▶ _Data shown_
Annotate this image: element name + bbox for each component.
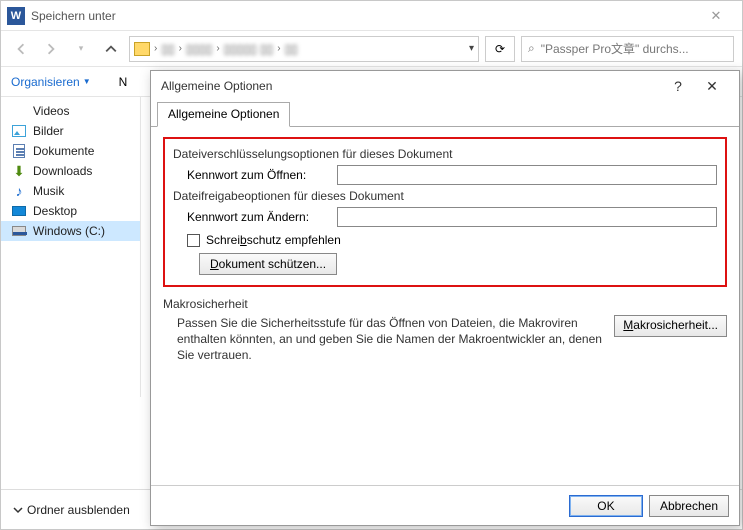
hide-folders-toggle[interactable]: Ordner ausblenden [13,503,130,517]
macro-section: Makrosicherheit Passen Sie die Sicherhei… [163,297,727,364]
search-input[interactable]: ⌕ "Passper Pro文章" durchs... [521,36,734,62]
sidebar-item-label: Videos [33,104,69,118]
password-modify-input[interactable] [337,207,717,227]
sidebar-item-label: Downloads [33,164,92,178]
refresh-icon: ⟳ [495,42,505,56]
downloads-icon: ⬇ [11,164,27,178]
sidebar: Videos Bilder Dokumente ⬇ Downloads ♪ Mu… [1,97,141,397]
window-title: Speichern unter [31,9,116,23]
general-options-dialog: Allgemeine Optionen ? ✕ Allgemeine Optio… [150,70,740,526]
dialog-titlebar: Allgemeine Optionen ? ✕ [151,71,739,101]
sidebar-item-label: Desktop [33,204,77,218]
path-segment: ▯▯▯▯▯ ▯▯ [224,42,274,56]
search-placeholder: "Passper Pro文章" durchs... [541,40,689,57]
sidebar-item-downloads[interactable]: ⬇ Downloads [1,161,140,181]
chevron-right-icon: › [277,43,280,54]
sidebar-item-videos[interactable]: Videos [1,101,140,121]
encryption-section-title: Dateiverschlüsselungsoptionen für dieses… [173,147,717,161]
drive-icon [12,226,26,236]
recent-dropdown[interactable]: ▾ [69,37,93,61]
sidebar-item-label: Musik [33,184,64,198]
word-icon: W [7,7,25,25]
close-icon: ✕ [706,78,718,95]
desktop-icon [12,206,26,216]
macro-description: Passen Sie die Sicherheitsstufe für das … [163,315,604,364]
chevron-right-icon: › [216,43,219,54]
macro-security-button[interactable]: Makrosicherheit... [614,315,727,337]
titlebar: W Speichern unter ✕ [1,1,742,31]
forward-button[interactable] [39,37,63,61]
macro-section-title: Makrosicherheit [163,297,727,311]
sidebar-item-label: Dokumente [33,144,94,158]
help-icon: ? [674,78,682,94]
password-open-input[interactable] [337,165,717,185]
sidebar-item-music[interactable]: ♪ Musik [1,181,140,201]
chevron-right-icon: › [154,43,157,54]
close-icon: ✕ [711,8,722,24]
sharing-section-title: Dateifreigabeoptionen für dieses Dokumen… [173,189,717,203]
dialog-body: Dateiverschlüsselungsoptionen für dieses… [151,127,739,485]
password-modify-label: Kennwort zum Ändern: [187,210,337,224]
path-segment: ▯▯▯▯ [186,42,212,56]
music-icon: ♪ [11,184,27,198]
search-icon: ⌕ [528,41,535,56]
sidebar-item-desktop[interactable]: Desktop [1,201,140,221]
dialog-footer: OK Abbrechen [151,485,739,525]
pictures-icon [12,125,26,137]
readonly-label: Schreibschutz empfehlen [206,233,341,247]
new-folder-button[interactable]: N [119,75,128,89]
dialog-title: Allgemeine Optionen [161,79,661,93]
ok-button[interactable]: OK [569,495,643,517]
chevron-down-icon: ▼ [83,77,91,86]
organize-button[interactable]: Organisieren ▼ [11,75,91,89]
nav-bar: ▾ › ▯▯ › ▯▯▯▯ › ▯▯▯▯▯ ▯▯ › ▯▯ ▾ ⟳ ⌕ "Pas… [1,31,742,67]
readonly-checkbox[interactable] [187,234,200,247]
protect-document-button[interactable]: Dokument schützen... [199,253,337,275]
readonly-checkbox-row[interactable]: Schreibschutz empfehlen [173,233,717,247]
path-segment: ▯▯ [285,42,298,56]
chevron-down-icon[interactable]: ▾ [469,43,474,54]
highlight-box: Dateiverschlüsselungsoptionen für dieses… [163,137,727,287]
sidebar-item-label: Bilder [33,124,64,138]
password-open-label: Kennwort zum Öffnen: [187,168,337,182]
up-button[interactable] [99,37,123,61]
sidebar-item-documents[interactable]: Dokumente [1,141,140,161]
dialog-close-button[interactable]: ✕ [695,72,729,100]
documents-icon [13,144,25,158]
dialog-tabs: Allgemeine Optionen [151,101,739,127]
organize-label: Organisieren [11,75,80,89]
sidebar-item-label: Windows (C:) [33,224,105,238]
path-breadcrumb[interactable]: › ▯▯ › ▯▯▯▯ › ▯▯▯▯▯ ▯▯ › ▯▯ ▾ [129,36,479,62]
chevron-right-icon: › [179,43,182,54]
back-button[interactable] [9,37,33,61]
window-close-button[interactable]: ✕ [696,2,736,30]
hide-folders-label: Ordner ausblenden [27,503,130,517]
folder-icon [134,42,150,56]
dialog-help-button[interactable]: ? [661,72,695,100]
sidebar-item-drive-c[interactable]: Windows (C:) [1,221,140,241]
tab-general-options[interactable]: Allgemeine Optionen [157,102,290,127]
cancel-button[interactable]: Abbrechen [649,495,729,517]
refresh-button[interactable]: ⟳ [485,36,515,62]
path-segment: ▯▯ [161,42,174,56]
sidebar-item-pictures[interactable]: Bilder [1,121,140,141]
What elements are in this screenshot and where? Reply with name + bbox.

▶ _Requirement_
Please gather every line of the entries above that contains the word "Kennwort", paying attention to case.

▶ _Response to this exercise_
password-modify-label: Kennwort zum Ändern: [187,210,337,224]
password-open-label: Kennwort zum Öffnen: [187,168,337,182]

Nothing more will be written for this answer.